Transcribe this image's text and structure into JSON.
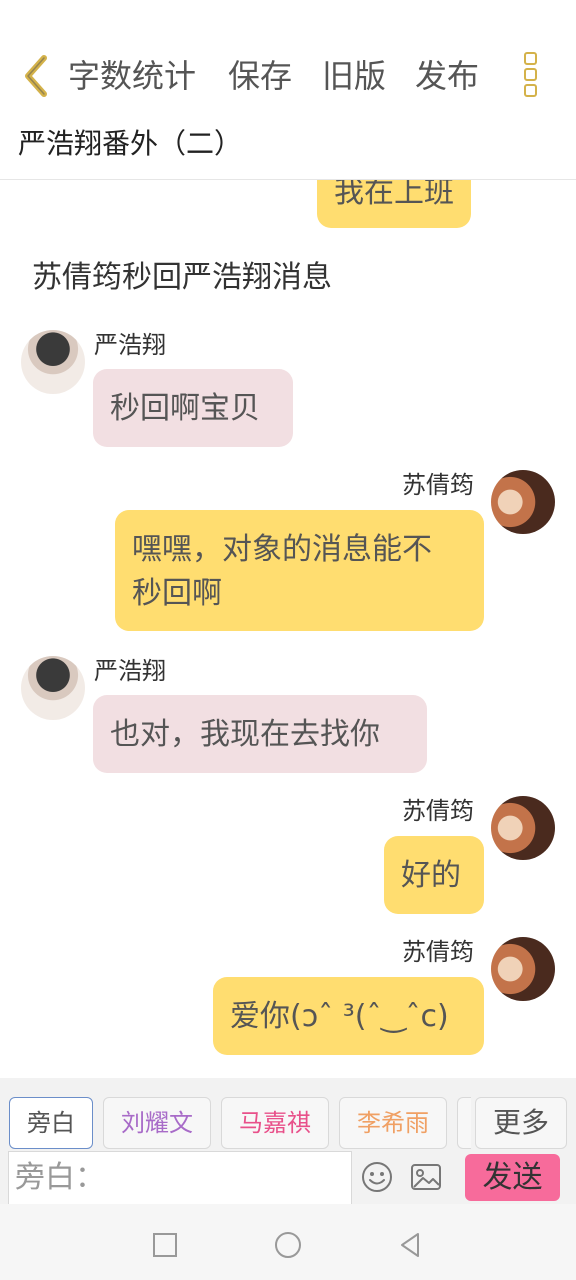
{
  "toolbar": {
    "word_count": "字数统计",
    "save": "保存",
    "old_version": "旧版",
    "publish": "发布"
  },
  "document": {
    "title": "严浩翔番外（二）"
  },
  "chat": {
    "partial_message": "我在上班",
    "narration_1": "苏倩筠秒回严浩翔消息",
    "messages": [
      {
        "sender": "严浩翔",
        "text": "秒回啊宝贝"
      },
      {
        "sender": "苏倩筠",
        "text_line1": "嘿嘿，对象的消息能不",
        "text_line2": "秒回啊"
      },
      {
        "sender": "严浩翔",
        "text": "也对，我现在去找你"
      },
      {
        "sender": "苏倩筠",
        "text": "好的"
      },
      {
        "sender": "苏倩筠",
        "text": "爱你(ɔˆ ³(ˆ‿ˆc)"
      }
    ]
  },
  "characters": {
    "tabs": [
      {
        "label": "旁白",
        "color": "#555555"
      },
      {
        "label": "刘耀文",
        "color": "#a86bc8"
      },
      {
        "label": "马嘉祺",
        "color": "#e8508a"
      },
      {
        "label": "李希雨",
        "color": "#f0a064"
      }
    ],
    "more": "更多"
  },
  "composer": {
    "placeholder": "旁白：",
    "send": "发送"
  },
  "icons": {
    "back": "chevron-left-icon",
    "more": "more-vertical-icon",
    "emoji": "emoji-icon",
    "image": "image-icon",
    "nav_recent": "square-icon",
    "nav_home": "circle-icon",
    "nav_back": "triangle-back-icon"
  },
  "colors": {
    "accent": "#d4b24a",
    "bubble_right": "#ffdd70",
    "bubble_left": "#f2dfe2",
    "send": "#f76b9b"
  }
}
----
The records shown above are to be repeated exactly, with the pictures left out.

Transcribe this image's text and structure into JSON.
{
  "toolbar": {
    "word_count": "字数统计",
    "save": "保存",
    "old_version": "旧版",
    "publish": "发布"
  },
  "document": {
    "title": "严浩翔番外（二）"
  },
  "chat": {
    "partial_message": "我在上班",
    "narration_1": "苏倩筠秒回严浩翔消息",
    "messages": [
      {
        "sender": "严浩翔",
        "text": "秒回啊宝贝"
      },
      {
        "sender": "苏倩筠",
        "text_line1": "嘿嘿，对象的消息能不",
        "text_line2": "秒回啊"
      },
      {
        "sender": "严浩翔",
        "text": "也对，我现在去找你"
      },
      {
        "sender": "苏倩筠",
        "text": "好的"
      },
      {
        "sender": "苏倩筠",
        "text": "爱你(ɔˆ ³(ˆ‿ˆc)"
      }
    ]
  },
  "characters": {
    "tabs": [
      {
        "label": "旁白",
        "color": "#555555"
      },
      {
        "label": "刘耀文",
        "color": "#a86bc8"
      },
      {
        "label": "马嘉祺",
        "color": "#e8508a"
      },
      {
        "label": "李希雨",
        "color": "#f0a064"
      }
    ],
    "more": "更多"
  },
  "composer": {
    "placeholder": "旁白：",
    "send": "发送"
  },
  "icons": {
    "back": "chevron-left-icon",
    "more": "more-vertical-icon",
    "emoji": "emoji-icon",
    "image": "image-icon",
    "nav_recent": "square-icon",
    "nav_home": "circle-icon",
    "nav_back": "triangle-back-icon"
  },
  "colors": {
    "accent": "#d4b24a",
    "bubble_right": "#ffdd70",
    "bubble_left": "#f2dfe2",
    "send": "#f76b9b"
  }
}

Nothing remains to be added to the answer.